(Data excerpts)

§

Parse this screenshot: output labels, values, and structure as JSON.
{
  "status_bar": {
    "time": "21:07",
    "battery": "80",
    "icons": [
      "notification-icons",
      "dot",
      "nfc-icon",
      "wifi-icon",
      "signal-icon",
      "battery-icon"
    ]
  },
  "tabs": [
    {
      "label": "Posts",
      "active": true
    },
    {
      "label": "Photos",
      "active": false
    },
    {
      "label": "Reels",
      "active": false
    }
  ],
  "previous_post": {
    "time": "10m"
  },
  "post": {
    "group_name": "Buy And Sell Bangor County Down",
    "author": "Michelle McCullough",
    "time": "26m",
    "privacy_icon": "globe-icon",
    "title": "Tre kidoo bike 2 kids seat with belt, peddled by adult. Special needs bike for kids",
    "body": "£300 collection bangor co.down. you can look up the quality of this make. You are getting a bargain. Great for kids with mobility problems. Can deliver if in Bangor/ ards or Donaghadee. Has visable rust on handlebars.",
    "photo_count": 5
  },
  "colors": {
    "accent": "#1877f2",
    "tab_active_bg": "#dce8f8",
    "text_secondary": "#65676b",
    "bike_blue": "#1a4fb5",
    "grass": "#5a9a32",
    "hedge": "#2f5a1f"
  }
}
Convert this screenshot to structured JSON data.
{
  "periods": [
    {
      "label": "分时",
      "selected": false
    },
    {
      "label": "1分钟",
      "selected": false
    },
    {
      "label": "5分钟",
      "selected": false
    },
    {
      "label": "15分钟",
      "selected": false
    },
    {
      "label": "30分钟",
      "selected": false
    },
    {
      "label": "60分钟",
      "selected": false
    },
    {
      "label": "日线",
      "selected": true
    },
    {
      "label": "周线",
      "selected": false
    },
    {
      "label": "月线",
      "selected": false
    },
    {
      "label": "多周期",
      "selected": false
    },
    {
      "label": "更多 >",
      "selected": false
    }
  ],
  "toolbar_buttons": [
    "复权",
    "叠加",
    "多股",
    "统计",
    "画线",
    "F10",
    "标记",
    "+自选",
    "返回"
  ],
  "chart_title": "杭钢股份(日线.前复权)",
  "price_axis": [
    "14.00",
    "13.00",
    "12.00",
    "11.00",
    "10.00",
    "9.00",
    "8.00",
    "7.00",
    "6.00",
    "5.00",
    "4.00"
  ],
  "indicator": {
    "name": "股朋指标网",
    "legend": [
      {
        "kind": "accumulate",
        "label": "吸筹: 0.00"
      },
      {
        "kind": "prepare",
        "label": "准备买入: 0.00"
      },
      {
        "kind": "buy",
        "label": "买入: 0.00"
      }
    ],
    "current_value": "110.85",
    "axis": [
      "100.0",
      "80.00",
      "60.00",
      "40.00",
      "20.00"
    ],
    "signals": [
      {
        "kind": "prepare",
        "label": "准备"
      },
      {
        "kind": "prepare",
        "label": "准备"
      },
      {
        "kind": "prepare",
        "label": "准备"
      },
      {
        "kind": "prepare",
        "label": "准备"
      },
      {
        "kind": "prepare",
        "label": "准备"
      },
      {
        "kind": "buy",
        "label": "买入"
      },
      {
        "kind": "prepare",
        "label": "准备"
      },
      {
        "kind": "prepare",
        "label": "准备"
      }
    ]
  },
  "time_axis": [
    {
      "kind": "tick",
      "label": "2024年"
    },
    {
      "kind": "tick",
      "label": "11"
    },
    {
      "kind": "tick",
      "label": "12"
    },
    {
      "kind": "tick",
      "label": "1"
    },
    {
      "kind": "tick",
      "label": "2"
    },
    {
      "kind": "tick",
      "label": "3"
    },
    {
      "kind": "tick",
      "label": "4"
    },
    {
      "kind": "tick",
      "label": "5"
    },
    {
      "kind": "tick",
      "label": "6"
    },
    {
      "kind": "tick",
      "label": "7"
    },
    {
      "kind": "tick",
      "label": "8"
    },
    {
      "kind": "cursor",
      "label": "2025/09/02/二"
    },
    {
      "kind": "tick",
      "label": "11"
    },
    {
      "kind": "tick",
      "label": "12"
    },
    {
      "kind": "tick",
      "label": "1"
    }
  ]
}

§

**Exercise brief:** All of the entries must be written out exactly as they stand.

**Right answer:**
Parse this screenshot: output labels, values, and structure as JSON.
{
  "status_bar": {
    "time": "21:07",
    "battery": "80",
    "icons": [
      "notification-icons",
      "dot",
      "nfc-icon",
      "wifi-icon",
      "signal-icon",
      "battery-icon"
    ]
  },
  "tabs": [
    {
      "label": "Posts",
      "active": true
    },
    {
      "label": "Photos",
      "active": false
    },
    {
      "label": "Reels",
      "active": false
    }
  ],
  "previous_post": {
    "time": "10m"
  },
  "post": {
    "group_name": "Buy And Sell Bangor County Down",
    "author": "Michelle McCullough",
    "time": "26m",
    "privacy_icon": "globe-icon",
    "title": "Tre kidoo bike 2 kids seat with belt, peddled by adult. Special needs bike for kids",
    "body": "£300 collection bangor co.down. you can look up the quality of this make. You are getting a bargain. Great for kids with mobility problems. Can deliver if in Bangor/ ards or Donaghadee. Has visable rust on handlebars.",
    "photo_count": 5
  },
  "colors": {
    "accent": "#1877f2",
    "tab_active_bg": "#dce8f8",
    "text_secondary": "#65676b",
    "bike_blue": "#1a4fb5",
    "grass": "#5a9a32",
    "hedge": "#2f5a1f"
  }
}
Convert this screenshot to structured JSON data.
{
  "periods": [
    {
      "label": "分时",
      "selected": false
    },
    {
      "label": "1分钟",
      "selected": false
    },
    {
      "label": "5分钟",
      "selected": false
    },
    {
      "label": "15分钟",
      "selected": false
    },
    {
      "label": "30分钟",
      "selected": false
    },
    {
      "label": "60分钟",
      "selected": false
    },
    {
      "label": "日线",
      "selected": true
    },
    {
      "label": "周线",
      "selected": false
    },
    {
      "label": "月线",
      "selected": false
    },
    {
      "label": "多周期",
      "selected": false
    },
    {
      "label": "更多 >",
      "selected": false
    }
  ],
  "toolbar_buttons": [
    "复权",
    "叠加",
    "多股",
    "统计",
    "画线",
    "F10",
    "标记",
    "+自选",
    "返回"
  ],
  "chart_title": "杭钢股份(日线.前复权)",
  "price_axis": [
    "14.00",
    "13.00",
    "12.00",
    "11.00",
    "10.00",
    "9.00",
    "8.00",
    "7.00",
    "6.00",
    "5.00",
    "4.00"
  ],
  "indicator": {
    "name": "股朋指标网",
    "legend": [
      {
        "kind": "accumulate",
        "label": "吸筹: 0.00"
      },
      {
        "kind": "prepare",
        "label": "准备买入: 0.00"
      },
      {
        "kind": "buy",
        "label": "买入: 0.00"
      }
    ],
    "current_value": "110.85",
    "axis": [
      "100.0",
      "80.00",
      "60.00",
      "40.00",
      "20.00"
    ],
    "signals": [
      {
        "kind": "prepare",
        "label": "准备"
      },
      {
        "kind": "prepare",
        "label": "准备"
      },
      {
        "kind": "prepare",
        "label": "准备"
      },
      {
        "kind": "prepare",
        "label": "准备"
      },
      {
        "kind": "prepare",
        "label": "准备"
      },
      {
        "kind": "buy",
        "label": "买入"
      },
      {
        "kind": "prepare",
        "label": "准备"
      },
      {
        "kind": "prepare",
        "label": "准备"
      }
    ]
  },
  "time_axis": [
    {
      "kind": "tick",
      "label": "2024年"
    },
    {
      "kind": "tick",
      "label": "11"
    },
    {
      "kind": "tick",
      "label": "12"
    },
    {
      "kind": "tick",
      "label": "1"
    },
    {
      "kind": "tick",
      "label": "2"
    },
    {
      "kind": "tick",
      "label": "3"
    },
    {
      "kind": "tick",
      "label": "4"
    },
    {
      "kind": "tick",
      "label": "5"
    },
    {
      "kind": "tick",
      "label": "6"
    },
    {
      "kind": "tick",
      "label": "7"
    },
    {
      "kind": "tick",
      "label": "8"
    },
    {
      "kind": "cursor",
      "label": "2025/09/02/二"
    },
    {
      "kind": "tick",
      "label": "11"
    },
    {
      "kind": "tick",
      "label": "12"
    },
    {
      "kind": "tick",
      "label": "1"
    }
  ]
}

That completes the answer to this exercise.